### [EXERCISE REQUIREMENTS]
Restate each line of the listing exactly, without carrying over any pictures.

### [DATASET RECORDS]

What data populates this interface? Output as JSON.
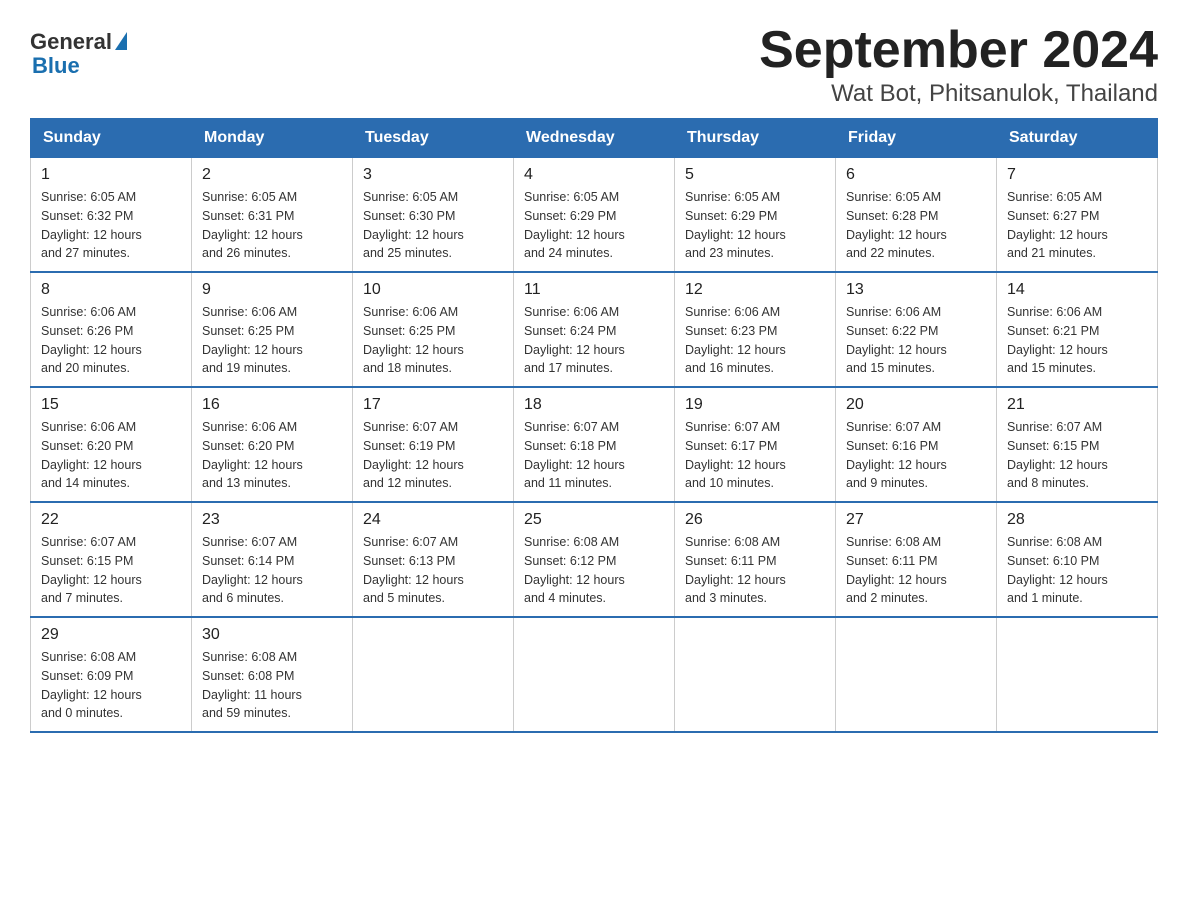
{
  "logo": {
    "general": "General",
    "blue": "Blue"
  },
  "title": "September 2024",
  "subtitle": "Wat Bot, Phitsanulok, Thailand",
  "weekdays": [
    "Sunday",
    "Monday",
    "Tuesday",
    "Wednesday",
    "Thursday",
    "Friday",
    "Saturday"
  ],
  "weeks": [
    [
      {
        "day": "1",
        "sunrise": "6:05 AM",
        "sunset": "6:32 PM",
        "daylight": "12 hours and 27 minutes."
      },
      {
        "day": "2",
        "sunrise": "6:05 AM",
        "sunset": "6:31 PM",
        "daylight": "12 hours and 26 minutes."
      },
      {
        "day": "3",
        "sunrise": "6:05 AM",
        "sunset": "6:30 PM",
        "daylight": "12 hours and 25 minutes."
      },
      {
        "day": "4",
        "sunrise": "6:05 AM",
        "sunset": "6:29 PM",
        "daylight": "12 hours and 24 minutes."
      },
      {
        "day": "5",
        "sunrise": "6:05 AM",
        "sunset": "6:29 PM",
        "daylight": "12 hours and 23 minutes."
      },
      {
        "day": "6",
        "sunrise": "6:05 AM",
        "sunset": "6:28 PM",
        "daylight": "12 hours and 22 minutes."
      },
      {
        "day": "7",
        "sunrise": "6:05 AM",
        "sunset": "6:27 PM",
        "daylight": "12 hours and 21 minutes."
      }
    ],
    [
      {
        "day": "8",
        "sunrise": "6:06 AM",
        "sunset": "6:26 PM",
        "daylight": "12 hours and 20 minutes."
      },
      {
        "day": "9",
        "sunrise": "6:06 AM",
        "sunset": "6:25 PM",
        "daylight": "12 hours and 19 minutes."
      },
      {
        "day": "10",
        "sunrise": "6:06 AM",
        "sunset": "6:25 PM",
        "daylight": "12 hours and 18 minutes."
      },
      {
        "day": "11",
        "sunrise": "6:06 AM",
        "sunset": "6:24 PM",
        "daylight": "12 hours and 17 minutes."
      },
      {
        "day": "12",
        "sunrise": "6:06 AM",
        "sunset": "6:23 PM",
        "daylight": "12 hours and 16 minutes."
      },
      {
        "day": "13",
        "sunrise": "6:06 AM",
        "sunset": "6:22 PM",
        "daylight": "12 hours and 15 minutes."
      },
      {
        "day": "14",
        "sunrise": "6:06 AM",
        "sunset": "6:21 PM",
        "daylight": "12 hours and 15 minutes."
      }
    ],
    [
      {
        "day": "15",
        "sunrise": "6:06 AM",
        "sunset": "6:20 PM",
        "daylight": "12 hours and 14 minutes."
      },
      {
        "day": "16",
        "sunrise": "6:06 AM",
        "sunset": "6:20 PM",
        "daylight": "12 hours and 13 minutes."
      },
      {
        "day": "17",
        "sunrise": "6:07 AM",
        "sunset": "6:19 PM",
        "daylight": "12 hours and 12 minutes."
      },
      {
        "day": "18",
        "sunrise": "6:07 AM",
        "sunset": "6:18 PM",
        "daylight": "12 hours and 11 minutes."
      },
      {
        "day": "19",
        "sunrise": "6:07 AM",
        "sunset": "6:17 PM",
        "daylight": "12 hours and 10 minutes."
      },
      {
        "day": "20",
        "sunrise": "6:07 AM",
        "sunset": "6:16 PM",
        "daylight": "12 hours and 9 minutes."
      },
      {
        "day": "21",
        "sunrise": "6:07 AM",
        "sunset": "6:15 PM",
        "daylight": "12 hours and 8 minutes."
      }
    ],
    [
      {
        "day": "22",
        "sunrise": "6:07 AM",
        "sunset": "6:15 PM",
        "daylight": "12 hours and 7 minutes."
      },
      {
        "day": "23",
        "sunrise": "6:07 AM",
        "sunset": "6:14 PM",
        "daylight": "12 hours and 6 minutes."
      },
      {
        "day": "24",
        "sunrise": "6:07 AM",
        "sunset": "6:13 PM",
        "daylight": "12 hours and 5 minutes."
      },
      {
        "day": "25",
        "sunrise": "6:08 AM",
        "sunset": "6:12 PM",
        "daylight": "12 hours and 4 minutes."
      },
      {
        "day": "26",
        "sunrise": "6:08 AM",
        "sunset": "6:11 PM",
        "daylight": "12 hours and 3 minutes."
      },
      {
        "day": "27",
        "sunrise": "6:08 AM",
        "sunset": "6:11 PM",
        "daylight": "12 hours and 2 minutes."
      },
      {
        "day": "28",
        "sunrise": "6:08 AM",
        "sunset": "6:10 PM",
        "daylight": "12 hours and 1 minute."
      }
    ],
    [
      {
        "day": "29",
        "sunrise": "6:08 AM",
        "sunset": "6:09 PM",
        "daylight": "12 hours and 0 minutes."
      },
      {
        "day": "30",
        "sunrise": "6:08 AM",
        "sunset": "6:08 PM",
        "daylight": "11 hours and 59 minutes."
      },
      null,
      null,
      null,
      null,
      null
    ]
  ],
  "labels": {
    "sunrise": "Sunrise:",
    "sunset": "Sunset:",
    "daylight": "Daylight:"
  }
}
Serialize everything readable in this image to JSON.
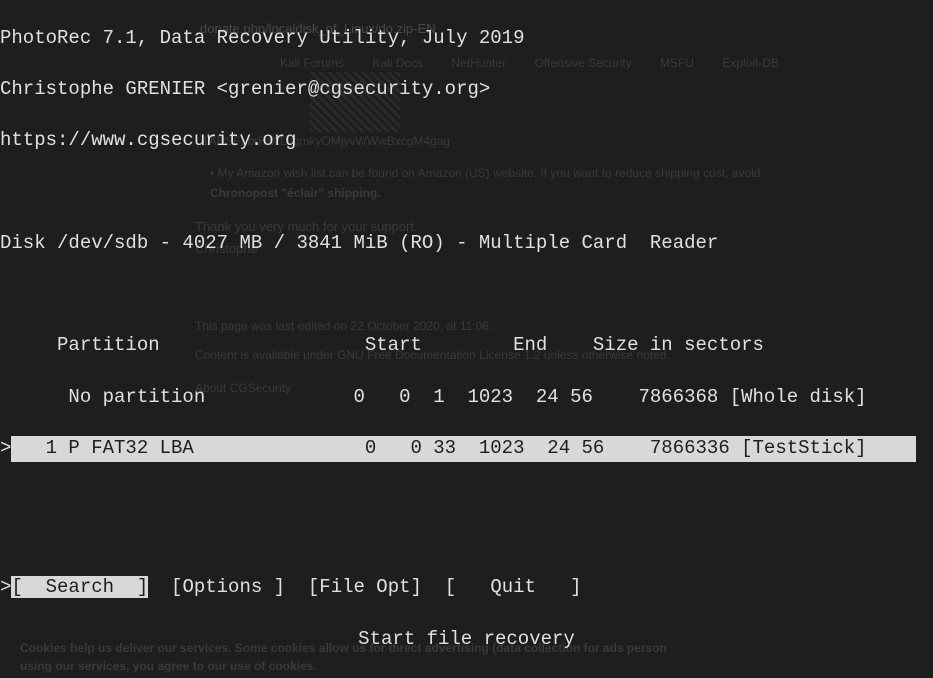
{
  "header": {
    "title": "PhotoRec 7.1, Data Recovery Utility, July 2019",
    "author": "Christophe GRENIER <grenier@cgsecurity.org>",
    "url": "https://www.cgsecurity.org"
  },
  "disk": {
    "line": "Disk /dev/sdb - 4027 MB / 3841 MiB (RO) - Multiple Card  Reader"
  },
  "table": {
    "header": "     Partition                  Start        End    Size in sectors",
    "rows": [
      "      No partition             0   0  1  1023  24 56    7866368 [Whole disk]",
      "   1 P FAT32 LBA               0   0 33  1023  24 56    7866336 [TestStick]"
    ]
  },
  "menu": {
    "cursor": ">",
    "search": "[  Search  ]",
    "options": "[Options ]",
    "fileopt": "[File Opt]",
    "quit": "[   Quit   ]"
  },
  "hint": "Start file recovery",
  "background": {
    "topurl": "donate.php/localdisk_of_Linux/do.zip-EN",
    "navitems": {
      "forums": "Kali Forums",
      "docs": "Kali Docs",
      "nethunter": "NetHunter",
      "offensive": "Offensive Security",
      "msfu": "MSFU",
      "exploit": "Exploit-DB"
    },
    "btc": "1ARSFLbrHdftLvqmkyOMjyvWWwBxcgM4gag",
    "amazon": "• My Amazon wish list can be found on Amazon (US) website. If you want to reduce shipping cost, avoid",
    "chronopost": "Chronopost \"éclair\" shipping.",
    "thanks": "Thank you very much for your support.",
    "christophe": "Christophe",
    "lastedit": "This page was last edited on 22 October 2020, at 11:06.",
    "license": "Content is available under GNU Free Documentation License 1.2 unless otherwise noted.",
    "about": "About CGSecurity",
    "cookie1": "Cookies help us deliver our services. Some cookies allow us for direct advertising (data collection for ads person",
    "cookie2": "using our services, you agree to our use of cookies."
  }
}
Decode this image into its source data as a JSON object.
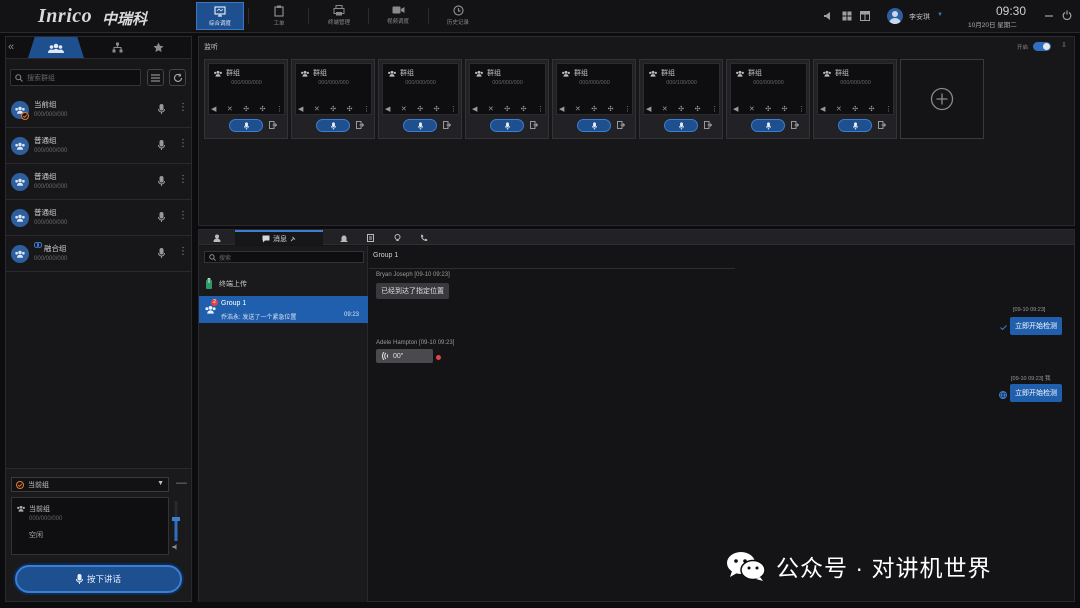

### [RESPONSE]
What data populates this interface? Output as JSON.
{
  "logo": {
    "general": "General",
    "blue": "Blue"
  },
  "title": "September 2024",
  "subtitle": "Wat Bot, Phitsanulok, Thailand",
  "weekdays": [
    "Sunday",
    "Monday",
    "Tuesday",
    "Wednesday",
    "Thursday",
    "Friday",
    "Saturday"
  ],
  "weeks": [
    [
      {
        "day": "1",
        "sunrise": "6:05 AM",
        "sunset": "6:32 PM",
        "daylight": "12 hours and 27 minutes."
      },
      {
        "day": "2",
        "sunrise": "6:05 AM",
        "sunset": "6:31 PM",
        "daylight": "12 hours and 26 minutes."
      },
      {
        "day": "3",
        "sunrise": "6:05 AM",
        "sunset": "6:30 PM",
        "daylight": "12 hours and 25 minutes."
      },
      {
        "day": "4",
        "sunrise": "6:05 AM",
        "sunset": "6:29 PM",
        "daylight": "12 hours and 24 minutes."
      },
      {
        "day": "5",
        "sunrise": "6:05 AM",
        "sunset": "6:29 PM",
        "daylight": "12 hours and 23 minutes."
      },
      {
        "day": "6",
        "sunrise": "6:05 AM",
        "sunset": "6:28 PM",
        "daylight": "12 hours and 22 minutes."
      },
      {
        "day": "7",
        "sunrise": "6:05 AM",
        "sunset": "6:27 PM",
        "daylight": "12 hours and 21 minutes."
      }
    ],
    [
      {
        "day": "8",
        "sunrise": "6:06 AM",
        "sunset": "6:26 PM",
        "daylight": "12 hours and 20 minutes."
      },
      {
        "day": "9",
        "sunrise": "6:06 AM",
        "sunset": "6:25 PM",
        "daylight": "12 hours and 19 minutes."
      },
      {
        "day": "10",
        "sunrise": "6:06 AM",
        "sunset": "6:25 PM",
        "daylight": "12 hours and 18 minutes."
      },
      {
        "day": "11",
        "sunrise": "6:06 AM",
        "sunset": "6:24 PM",
        "daylight": "12 hours and 17 minutes."
      },
      {
        "day": "12",
        "sunrise": "6:06 AM",
        "sunset": "6:23 PM",
        "daylight": "12 hours and 16 minutes."
      },
      {
        "day": "13",
        "sunrise": "6:06 AM",
        "sunset": "6:22 PM",
        "daylight": "12 hours and 15 minutes."
      },
      {
        "day": "14",
        "sunrise": "6:06 AM",
        "sunset": "6:21 PM",
        "daylight": "12 hours and 15 minutes."
      }
    ],
    [
      {
        "day": "15",
        "sunrise": "6:06 AM",
        "sunset": "6:20 PM",
        "daylight": "12 hours and 14 minutes."
      },
      {
        "day": "16",
        "sunrise": "6:06 AM",
        "sunset": "6:20 PM",
        "daylight": "12 hours and 13 minutes."
      },
      {
        "day": "17",
        "sunrise": "6:07 AM",
        "sunset": "6:19 PM",
        "daylight": "12 hours and 12 minutes."
      },
      {
        "day": "18",
        "sunrise": "6:07 AM",
        "sunset": "6:18 PM",
        "daylight": "12 hours and 11 minutes."
      },
      {
        "day": "19",
        "sunrise": "6:07 AM",
        "sunset": "6:17 PM",
        "daylight": "12 hours and 10 minutes."
      },
      {
        "day": "20",
        "sunrise": "6:07 AM",
        "sunset": "6:16 PM",
        "daylight": "12 hours and 9 minutes."
      },
      {
        "day": "21",
        "sunrise": "6:07 AM",
        "sunset": "6:15 PM",
        "daylight": "12 hours and 8 minutes."
      }
    ],
    [
      {
        "day": "22",
        "sunrise": "6:07 AM",
        "sunset": "6:15 PM",
        "daylight": "12 hours and 7 minutes."
      },
      {
        "day": "23",
        "sunrise": "6:07 AM",
        "sunset": "6:14 PM",
        "daylight": "12 hours and 6 minutes."
      },
      {
        "day": "24",
        "sunrise": "6:07 AM",
        "sunset": "6:13 PM",
        "daylight": "12 hours and 5 minutes."
      },
      {
        "day": "25",
        "sunrise": "6:08 AM",
        "sunset": "6:12 PM",
        "daylight": "12 hours and 4 minutes."
      },
      {
        "day": "26",
        "sunrise": "6:08 AM",
        "sunset": "6:11 PM",
        "daylight": "12 hours and 3 minutes."
      },
      {
        "day": "27",
        "sunrise": "6:08 AM",
        "sunset": "6:11 PM",
        "daylight": "12 hours and 2 minutes."
      },
      {
        "day": "28",
        "sunrise": "6:08 AM",
        "sunset": "6:10 PM",
        "daylight": "12 hours and 1 minute."
      }
    ],
    [
      {
        "day": "29",
        "sunrise": "6:08 AM",
        "sunset": "6:09 PM",
        "daylight": "12 hours and 0 minutes."
      },
      {
        "day": "30",
        "sunrise": "6:08 AM",
        "sunset": "6:08 PM",
        "daylight": "11 hours and 59 minutes."
      },
      null,
      null,
      null,
      null,
      null
    ]
  ],
  "labels": {
    "sunrise": "Sunrise:",
    "sunset": "Sunset:",
    "daylight": "Daylight:"
  }
}
Serialize everything readable in this image to JSON.
{
  "header": {
    "title": "PhotoRec 7.1, Data Recovery Utility, July 2019",
    "author": "Christophe GRENIER <grenier@cgsecurity.org>",
    "url": "https://www.cgsecurity.org"
  },
  "disk": {
    "line": "Disk /dev/sdb - 4027 MB / 3841 MiB (RO) - Multiple Card  Reader"
  },
  "table": {
    "header": "     Partition                  Start        End    Size in sectors",
    "rows": [
      "      No partition             0   0  1  1023  24 56    7866368 [Whole disk]",
      "   1 P FAT32 LBA               0   0 33  1023  24 56    7866336 [TestStick]"
    ]
  },
  "menu": {
    "cursor": ">",
    "search": "[  Search  ]",
    "options": "[Options ]",
    "fileopt": "[File Opt]",
    "quit": "[   Quit   ]"
  },
  "hint": "Start file recovery",
  "background": {
    "topurl": "donate.php/localdisk_of_Linux/do.zip-EN",
    "navitems": {
      "forums": "Kali Forums",
      "docs": "Kali Docs",
      "nethunter": "NetHunter",
      "offensive": "Offensive Security",
      "msfu": "MSFU",
      "exploit": "Exploit-DB"
    },
    "btc": "1ARSFLbrHdftLvqmkyOMjyvWWwBxcgM4gag",
    "amazon": "• My Amazon wish list can be found on Amazon (US) website. If you want to reduce shipping cost, avoid",
    "chronopost": "Chronopost \"éclair\" shipping.",
    "thanks": "Thank you very much for your support.",
    "christophe": "Christophe",
    "lastedit": "This page was last edited on 22 October 2020, at 11:06.",
    "license": "Content is available under GNU Free Documentation License 1.2 unless otherwise noted.",
    "about": "About CGSecurity",
    "cookie1": "Cookies help us deliver our services. Some cookies allow us for direct advertising (data collection for ads person",
    "cookie2": "using our services, you agree to our use of cookies."
  }
}
Decode this image into its source data as a JSON object.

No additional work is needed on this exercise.